>> START Data lines
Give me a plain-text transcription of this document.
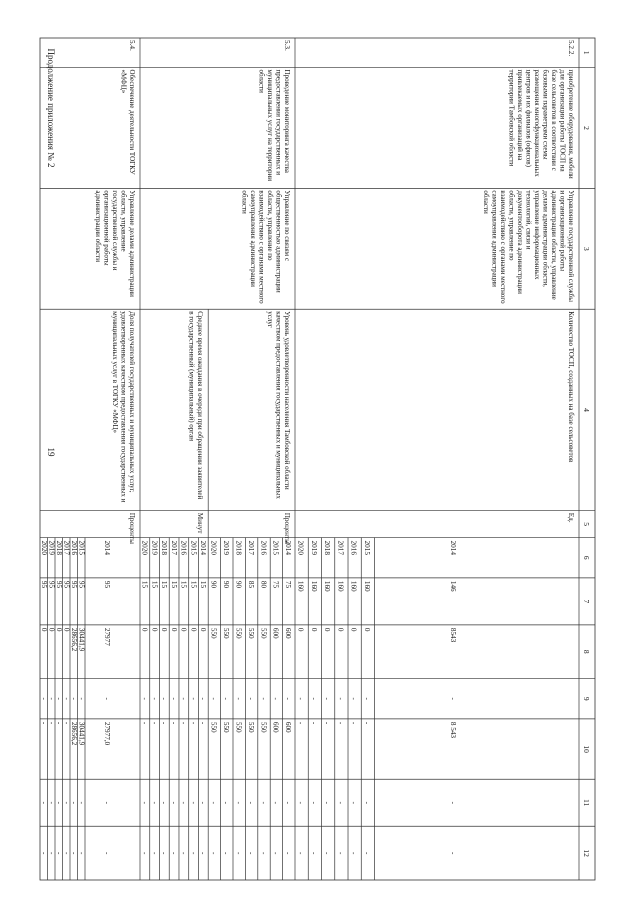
1
2
3
4
5
6
7
8
9
10
11
12
5.2.2.
приобретение оборудования, мебели
для организации работы ТОСП на
базе сельсоветов в соответствии с
базовыми параметрами схемы
размещения многофункциональных
центров и их филиалов (офисов)
привлекаемых организаций на
территории Тамбовской области
Управление государственной службы
и организационной работы
администрации области, управление
делами администрации области,
управление информационных
технологий, связи и
документооборота администрации
области, управление по
взаимодействию с органами местного
самоуправления администрации
области
Количество ТОСП, созданных на базе сельсоветов
Ед.
2014
146
8543
-
8 543
-
-
2015
160
0
-
-
-
-
2016
160
0
-
-
-
-
2017
160
0
-
-
-
-
2018
160
0
-
-
-
-
2019
160
0
-
-
-
-
2020
160
0
-
-
-
-
5.3.
Проведение мониторинга качества
предоставления государственных и
муниципальных услуг на территории
области
Управление по связям с
общественностью администрации
области, управление по
взаимодействию с органами местного
самоуправления администрации
области
Уровень удовлетворенности населения Тамбовской области
качеством предоставления государственных и муниципальных
услуг
Проценты
Среднее время ожидания в очереди при обращении заявителей
в государственный (муниципальный) орган
Минут
2014
75
600
-
600
-
-
2015
75
600
-
600
-
-
2016
80
550
-
550
-
-
2017
85
550
-
550
-
-
2018
90
550
-
550
-
-
2019
90
550
-
550
-
-
2020
90
550
-
550
-
-
2014
15
0
-
-
-
-
2015
15
0
-
-
-
-
2016
15
0
-
-
-
-
2017
15
0
-
-
-
-
2018
15
0
-
-
-
-
2019
15
0
-
-
-
-
2020
15
0
-
-
-
-
5.4.
Обеспечение деятельности ТОГКУ
«МФЦ»
Управление делами администрации
области, управление
государственной службы и
организационной работы
администрации области
Доля получателей государственных и муниципальных услуг,
удовлетворенных качеством предоставления государственных и
муниципальных услуг в ТОГКУ «МФЦ»
Проценты
2014
95
27977
-
27977,0
-
-
2015
95
30441,9
-
30441,9
-
-
2016
95
28656,2
-
28656,2
-
-
2017
95
0
-
-
-
-
2018
95
0
-
-
-
-
2019
95
0
-
-
-
-
2020
95
0
-
-
-
-
19
Продолжение приложения № 2
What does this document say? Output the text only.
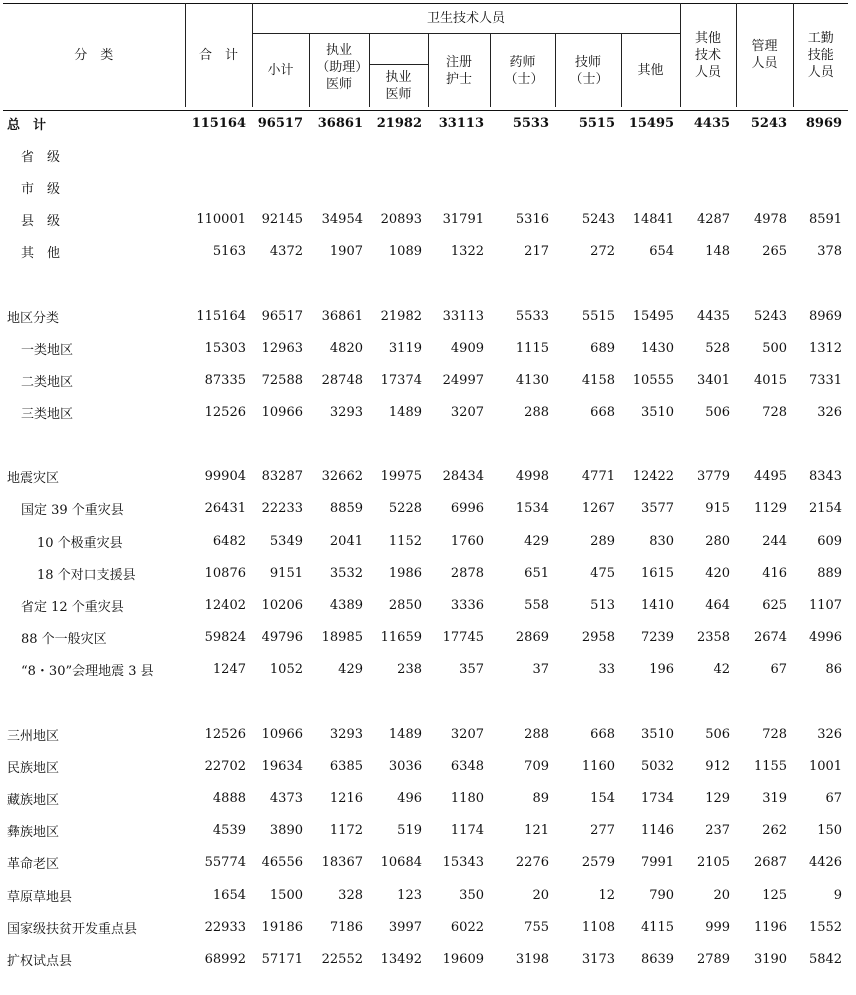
分　类	合　计	卫生技术人员							其他技术人员	管理人员	工勤技能人员
		小计	执业（助理）医师		注册护士	药师（士）	技师（士）	其他			
				执业医师							
总　计	115164	96517	36861	21982	33113	5533	5515	15495	4435	5243	8969
省　级											
市　级											
县　级	110001	92145	34954	20893	31791	5316	5243	14841	4287	4978	8591
其　他	5163	4372	1907	1089	1322	217	272	654	148	265	378

地区分类	115164	96517	36861	21982	33113	5533	5515	15495	4435	5243	8969
一类地区	15303	12963	4820	3119	4909	1115	689	1430	528	500	1312
二类地区	87335	72588	28748	17374	24997	4130	4158	10555	3401	4015	7331
三类地区	12526	10966	3293	1489	3207	288	668	3510	506	728	326

地震灾区	99904	83287	32662	19975	28434	4998	4771	12422	3779	4495	8343
国定 39 个重灾县	26431	22233	8859	5228	6996	1534	1267	3577	915	1129	2154
10 个极重灾县	6482	5349	2041	1152	1760	429	289	830	280	244	609
18 个对口支援县	10876	9151	3532	1986	2878	651	475	1615	420	416	889
省定 12 个重灾县	12402	10206	4389	2850	3336	558	513	1410	464	625	1107
88 个一般灾区	59824	49796	18985	11659	17745	2869	2958	7239	2358	2674	4996
“8・30”会理地震 3 县	1247	1052	429	238	357	37	33	196	42	67	86

三州地区	12526	10966	3293	1489	3207	288	668	3510	506	728	326
民族地区	22702	19634	6385	3036	6348	709	1160	5032	912	1155	1001
藏族地区	4888	4373	1216	496	1180	89	154	1734	129	319	67
彝族地区	4539	3890	1172	519	1174	121	277	1146	237	262	150
革命老区	55774	46556	18367	10684	15343	2276	2579	7991	2105	2687	4426
草原草地县	1654	1500	328	123	350	20	12	790	20	125	9
国家级扶贫开发重点县	22933	19186	7186	3997	6022	755	1108	4115	999	1196	1552
扩权试点县	68992	57171	22552	13492	19609	3198	3173	8639	2789	3190	5842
>> END Data lines
Your goal:
Output all of the records exactly as they appear above, but not the pictures.

Solution for this problem:
Give me a plain-text transcription of this document.
1
2
3
4
5
6
7
8
9
10
11
12
5.2.2.
приобретение оборудования, мебели
для организации работы ТОСП на
базе сельсоветов в соответствии с
базовыми параметрами схемы
размещения многофункциональных
центров и их филиалов (офисов)
привлекаемых организаций на
территории Тамбовской области
Управление государственной службы
и организационной работы
администрации области, управление
делами администрации области,
управление информационных
технологий, связи и
документооборота администрации
области, управление по
взаимодействию с органами местного
самоуправления администрации
области
Количество ТОСП, созданных на базе сельсоветов
Ед.
2014
146
8543
-
8 543
-
-
2015
160
0
-
-
-
-
2016
160
0
-
-
-
-
2017
160
0
-
-
-
-
2018
160
0
-
-
-
-
2019
160
0
-
-
-
-
2020
160
0
-
-
-
-
5.3.
Проведение мониторинга качества
предоставления государственных и
муниципальных услуг на территории
области
Управление по связям с
общественностью администрации
области, управление по
взаимодействию с органами местного
самоуправления администрации
области
Уровень удовлетворенности населения Тамбовской области
качеством предоставления государственных и муниципальных
услуг
Проценты
Среднее время ожидания в очереди при обращении заявителей
в государственный (муниципальный) орган
Минут
2014
75
600
-
600
-
-
2015
75
600
-
600
-
-
2016
80
550
-
550
-
-
2017
85
550
-
550
-
-
2018
90
550
-
550
-
-
2019
90
550
-
550
-
-
2020
90
550
-
550
-
-
2014
15
0
-
-
-
-
2015
15
0
-
-
-
-
2016
15
0
-
-
-
-
2017
15
0
-
-
-
-
2018
15
0
-
-
-
-
2019
15
0
-
-
-
-
2020
15
0
-
-
-
-
5.4.
Обеспечение деятельности ТОГКУ
«МФЦ»
Управление делами администрации
области, управление
государственной службы и
организационной работы
администрации области
Доля получателей государственных и муниципальных услуг,
удовлетворенных качеством предоставления государственных и
муниципальных услуг в ТОГКУ «МФЦ»
Проценты
2014
95
27977
-
27977,0
-
-
2015
95
30441,9
-
30441,9
-
-
2016
95
28656,2
-
28656,2
-
-
2017
95
0
-
-
-
-
2018
95
0
-
-
-
-
2019
95
0
-
-
-
-
2020
95
0
-
-
-
-
19
Продолжение приложения № 2
What does this document say? Output the text only.
分　类	合　计	卫生技术人员							其他技术人员	管理人员	工勤技能人员
		小计	执业（助理）医师		注册护士	药师（士）	技师（士）	其他			
				执业医师							
总　计	115164	96517	36861	21982	33113	5533	5515	15495	4435	5243	8969
省　级											
市　级											
县　级	110001	92145	34954	20893	31791	5316	5243	14841	4287	4978	8591
其　他	5163	4372	1907	1089	1322	217	272	654	148	265	378

地区分类	115164	96517	36861	21982	33113	5533	5515	15495	4435	5243	8969
一类地区	15303	12963	4820	3119	4909	1115	689	1430	528	500	1312
二类地区	87335	72588	28748	17374	24997	4130	4158	10555	3401	4015	7331
三类地区	12526	10966	3293	1489	3207	288	668	3510	506	728	326

地震灾区	99904	83287	32662	19975	28434	4998	4771	12422	3779	4495	8343
国定 39 个重灾县	26431	22233	8859	5228	6996	1534	1267	3577	915	1129	2154
10 个极重灾县	6482	5349	2041	1152	1760	429	289	830	280	244	609
18 个对口支援县	10876	9151	3532	1986	2878	651	475	1615	420	416	889
省定 12 个重灾县	12402	10206	4389	2850	3336	558	513	1410	464	625	1107
88 个一般灾区	59824	49796	18985	11659	17745	2869	2958	7239	2358	2674	4996
“8・30”会理地震 3 县	1247	1052	429	238	357	37	33	196	42	67	86

三州地区	12526	10966	3293	1489	3207	288	668	3510	506	728	326
民族地区	22702	19634	6385	3036	6348	709	1160	5032	912	1155	1001
藏族地区	4888	4373	1216	496	1180	89	154	1734	129	319	67
彝族地区	4539	3890	1172	519	1174	121	277	1146	237	262	150
革命老区	55774	46556	18367	10684	15343	2276	2579	7991	2105	2687	4426
草原草地县	1654	1500	328	123	350	20	12	790	20	125	9
国家级扶贫开发重点县	22933	19186	7186	3997	6022	755	1108	4115	999	1196	1552
扩权试点县	68992	57171	22552	13492	19609	3198	3173	8639	2789	3190	5842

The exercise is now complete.